- **Aim**: Extract the lines that carry the string "Serial" from the listing.

Stored data entries:
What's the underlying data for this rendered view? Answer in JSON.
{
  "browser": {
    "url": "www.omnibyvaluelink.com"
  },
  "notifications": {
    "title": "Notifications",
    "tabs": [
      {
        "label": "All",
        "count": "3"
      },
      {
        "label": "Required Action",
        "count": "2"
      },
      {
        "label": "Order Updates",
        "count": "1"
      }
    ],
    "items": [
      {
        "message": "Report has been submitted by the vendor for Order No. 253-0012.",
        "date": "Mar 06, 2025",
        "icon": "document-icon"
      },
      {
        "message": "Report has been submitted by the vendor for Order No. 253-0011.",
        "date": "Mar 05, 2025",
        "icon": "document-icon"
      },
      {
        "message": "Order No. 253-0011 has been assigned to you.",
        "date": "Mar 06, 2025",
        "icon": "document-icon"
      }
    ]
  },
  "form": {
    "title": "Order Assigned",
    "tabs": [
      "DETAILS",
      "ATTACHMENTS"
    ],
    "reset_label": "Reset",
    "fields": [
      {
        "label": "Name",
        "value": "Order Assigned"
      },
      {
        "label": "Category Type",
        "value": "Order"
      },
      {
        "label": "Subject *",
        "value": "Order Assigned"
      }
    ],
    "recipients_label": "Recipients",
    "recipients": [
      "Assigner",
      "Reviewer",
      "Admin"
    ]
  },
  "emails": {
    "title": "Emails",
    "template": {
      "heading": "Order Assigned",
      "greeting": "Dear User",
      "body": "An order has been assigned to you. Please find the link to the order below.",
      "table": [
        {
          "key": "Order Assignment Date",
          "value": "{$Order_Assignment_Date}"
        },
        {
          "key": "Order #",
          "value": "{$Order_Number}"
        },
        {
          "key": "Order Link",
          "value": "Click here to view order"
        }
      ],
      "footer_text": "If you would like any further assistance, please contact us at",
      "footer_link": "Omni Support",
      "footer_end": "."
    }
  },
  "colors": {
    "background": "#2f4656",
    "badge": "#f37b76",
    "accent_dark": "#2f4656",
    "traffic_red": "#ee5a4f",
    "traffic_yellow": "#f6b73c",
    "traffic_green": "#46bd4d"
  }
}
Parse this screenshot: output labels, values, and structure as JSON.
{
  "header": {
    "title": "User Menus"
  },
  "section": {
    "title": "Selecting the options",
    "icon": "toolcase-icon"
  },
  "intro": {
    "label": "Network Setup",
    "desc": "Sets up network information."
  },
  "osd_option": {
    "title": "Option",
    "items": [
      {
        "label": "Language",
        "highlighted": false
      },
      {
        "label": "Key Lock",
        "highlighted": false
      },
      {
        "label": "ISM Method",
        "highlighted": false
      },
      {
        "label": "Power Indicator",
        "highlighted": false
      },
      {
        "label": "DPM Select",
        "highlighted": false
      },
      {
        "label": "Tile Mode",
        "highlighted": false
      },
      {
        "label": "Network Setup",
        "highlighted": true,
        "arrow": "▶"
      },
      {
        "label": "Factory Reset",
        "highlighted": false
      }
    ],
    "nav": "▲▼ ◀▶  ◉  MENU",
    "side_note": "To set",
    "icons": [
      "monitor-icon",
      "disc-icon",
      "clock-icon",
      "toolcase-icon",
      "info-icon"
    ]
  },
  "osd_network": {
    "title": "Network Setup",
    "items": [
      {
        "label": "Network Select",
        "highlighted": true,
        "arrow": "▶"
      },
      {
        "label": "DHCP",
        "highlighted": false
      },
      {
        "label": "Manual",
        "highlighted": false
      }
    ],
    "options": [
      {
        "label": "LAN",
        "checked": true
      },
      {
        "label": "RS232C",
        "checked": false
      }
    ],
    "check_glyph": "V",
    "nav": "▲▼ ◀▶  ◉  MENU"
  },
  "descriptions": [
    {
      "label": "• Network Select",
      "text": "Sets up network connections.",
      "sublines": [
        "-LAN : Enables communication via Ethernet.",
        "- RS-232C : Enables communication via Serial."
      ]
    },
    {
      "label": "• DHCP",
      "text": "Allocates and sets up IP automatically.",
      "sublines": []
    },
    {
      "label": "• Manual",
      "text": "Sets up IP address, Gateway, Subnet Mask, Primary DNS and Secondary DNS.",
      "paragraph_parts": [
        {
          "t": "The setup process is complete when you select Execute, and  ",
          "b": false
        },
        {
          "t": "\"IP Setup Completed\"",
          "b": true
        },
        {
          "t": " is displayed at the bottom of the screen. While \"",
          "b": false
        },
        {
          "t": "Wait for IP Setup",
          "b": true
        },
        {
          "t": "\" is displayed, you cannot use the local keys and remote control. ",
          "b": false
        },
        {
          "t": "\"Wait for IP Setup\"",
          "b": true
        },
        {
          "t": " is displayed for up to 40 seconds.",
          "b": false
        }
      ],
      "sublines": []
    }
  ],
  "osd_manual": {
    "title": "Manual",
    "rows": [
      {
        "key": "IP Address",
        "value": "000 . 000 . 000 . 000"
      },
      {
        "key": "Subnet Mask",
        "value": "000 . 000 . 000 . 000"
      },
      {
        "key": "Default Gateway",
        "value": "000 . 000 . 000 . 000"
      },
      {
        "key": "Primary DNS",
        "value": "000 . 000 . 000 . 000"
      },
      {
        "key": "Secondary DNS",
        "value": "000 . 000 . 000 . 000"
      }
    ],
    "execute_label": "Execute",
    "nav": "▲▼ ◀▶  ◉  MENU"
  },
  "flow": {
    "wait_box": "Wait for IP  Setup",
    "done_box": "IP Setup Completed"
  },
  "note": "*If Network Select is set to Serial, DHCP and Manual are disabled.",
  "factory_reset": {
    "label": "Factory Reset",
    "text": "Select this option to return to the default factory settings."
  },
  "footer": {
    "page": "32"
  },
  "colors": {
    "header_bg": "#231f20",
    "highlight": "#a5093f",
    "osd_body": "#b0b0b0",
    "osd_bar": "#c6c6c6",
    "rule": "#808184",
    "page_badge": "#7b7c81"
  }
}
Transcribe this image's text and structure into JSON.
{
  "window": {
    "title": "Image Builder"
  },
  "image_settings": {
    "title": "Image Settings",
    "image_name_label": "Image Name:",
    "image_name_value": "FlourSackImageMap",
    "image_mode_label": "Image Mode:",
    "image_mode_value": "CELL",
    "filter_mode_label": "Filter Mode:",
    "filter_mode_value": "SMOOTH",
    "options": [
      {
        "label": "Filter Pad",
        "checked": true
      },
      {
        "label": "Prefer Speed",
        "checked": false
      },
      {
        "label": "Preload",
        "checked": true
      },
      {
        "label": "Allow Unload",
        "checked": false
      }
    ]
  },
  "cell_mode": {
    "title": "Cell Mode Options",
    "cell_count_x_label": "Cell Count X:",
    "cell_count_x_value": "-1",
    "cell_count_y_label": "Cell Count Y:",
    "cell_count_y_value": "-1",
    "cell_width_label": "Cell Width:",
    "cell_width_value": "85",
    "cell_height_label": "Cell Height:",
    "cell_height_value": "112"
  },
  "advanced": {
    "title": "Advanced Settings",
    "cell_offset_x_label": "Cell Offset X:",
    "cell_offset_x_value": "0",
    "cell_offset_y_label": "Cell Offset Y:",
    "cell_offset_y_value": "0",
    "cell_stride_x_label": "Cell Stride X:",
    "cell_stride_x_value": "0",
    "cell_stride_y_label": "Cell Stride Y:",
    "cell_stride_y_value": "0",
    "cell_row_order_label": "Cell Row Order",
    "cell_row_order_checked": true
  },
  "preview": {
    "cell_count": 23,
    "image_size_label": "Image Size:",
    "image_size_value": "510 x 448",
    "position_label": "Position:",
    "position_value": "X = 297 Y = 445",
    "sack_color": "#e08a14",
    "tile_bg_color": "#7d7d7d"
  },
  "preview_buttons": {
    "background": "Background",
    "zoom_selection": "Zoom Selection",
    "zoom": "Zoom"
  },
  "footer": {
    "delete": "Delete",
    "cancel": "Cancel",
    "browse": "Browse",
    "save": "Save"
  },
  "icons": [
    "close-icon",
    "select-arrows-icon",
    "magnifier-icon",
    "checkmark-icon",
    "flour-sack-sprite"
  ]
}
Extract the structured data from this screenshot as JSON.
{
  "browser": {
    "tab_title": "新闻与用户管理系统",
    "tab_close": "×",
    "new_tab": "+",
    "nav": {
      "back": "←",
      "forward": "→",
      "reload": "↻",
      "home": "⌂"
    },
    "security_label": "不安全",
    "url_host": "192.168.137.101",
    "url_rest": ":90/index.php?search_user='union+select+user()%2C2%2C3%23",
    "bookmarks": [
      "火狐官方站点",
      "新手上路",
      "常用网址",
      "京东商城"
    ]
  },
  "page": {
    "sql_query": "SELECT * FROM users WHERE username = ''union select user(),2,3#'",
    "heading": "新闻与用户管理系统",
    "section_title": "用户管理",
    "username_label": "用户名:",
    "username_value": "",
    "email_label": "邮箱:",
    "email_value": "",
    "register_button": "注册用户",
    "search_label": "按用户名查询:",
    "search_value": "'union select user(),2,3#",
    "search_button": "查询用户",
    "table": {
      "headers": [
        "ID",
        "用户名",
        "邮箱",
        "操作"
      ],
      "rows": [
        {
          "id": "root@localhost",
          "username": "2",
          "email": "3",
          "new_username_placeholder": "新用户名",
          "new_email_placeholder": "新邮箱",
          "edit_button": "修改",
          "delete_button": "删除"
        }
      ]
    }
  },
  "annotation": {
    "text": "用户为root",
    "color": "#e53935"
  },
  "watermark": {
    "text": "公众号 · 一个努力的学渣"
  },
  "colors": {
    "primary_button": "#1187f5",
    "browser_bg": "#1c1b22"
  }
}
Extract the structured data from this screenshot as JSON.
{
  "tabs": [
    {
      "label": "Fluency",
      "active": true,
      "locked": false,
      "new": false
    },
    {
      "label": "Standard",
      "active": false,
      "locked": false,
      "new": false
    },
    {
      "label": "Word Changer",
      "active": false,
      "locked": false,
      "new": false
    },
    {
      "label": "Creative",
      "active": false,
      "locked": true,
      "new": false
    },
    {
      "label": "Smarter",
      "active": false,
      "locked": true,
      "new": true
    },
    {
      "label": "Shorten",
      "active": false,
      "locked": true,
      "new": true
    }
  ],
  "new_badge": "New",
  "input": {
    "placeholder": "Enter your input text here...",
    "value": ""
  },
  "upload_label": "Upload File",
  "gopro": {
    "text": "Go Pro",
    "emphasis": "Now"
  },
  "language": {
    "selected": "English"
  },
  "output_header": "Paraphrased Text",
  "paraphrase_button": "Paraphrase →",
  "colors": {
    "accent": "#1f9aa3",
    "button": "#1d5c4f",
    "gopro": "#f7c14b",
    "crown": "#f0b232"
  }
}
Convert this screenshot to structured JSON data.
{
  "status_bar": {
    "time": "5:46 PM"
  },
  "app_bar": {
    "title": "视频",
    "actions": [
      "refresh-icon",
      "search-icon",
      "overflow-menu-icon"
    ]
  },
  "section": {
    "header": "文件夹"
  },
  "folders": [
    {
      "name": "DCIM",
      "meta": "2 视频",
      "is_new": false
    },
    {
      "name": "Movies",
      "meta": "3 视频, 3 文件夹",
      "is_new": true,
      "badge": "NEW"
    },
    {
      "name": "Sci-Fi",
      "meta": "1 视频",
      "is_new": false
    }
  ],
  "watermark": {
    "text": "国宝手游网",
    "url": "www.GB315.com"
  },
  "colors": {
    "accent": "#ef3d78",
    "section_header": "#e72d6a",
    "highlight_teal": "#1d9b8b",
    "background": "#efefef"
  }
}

- **Task result**:
        "- RS-232C : Enables communication via Serial."
  "note": "*If Network Select is set to Serial, DHCP and Manual are disabled.",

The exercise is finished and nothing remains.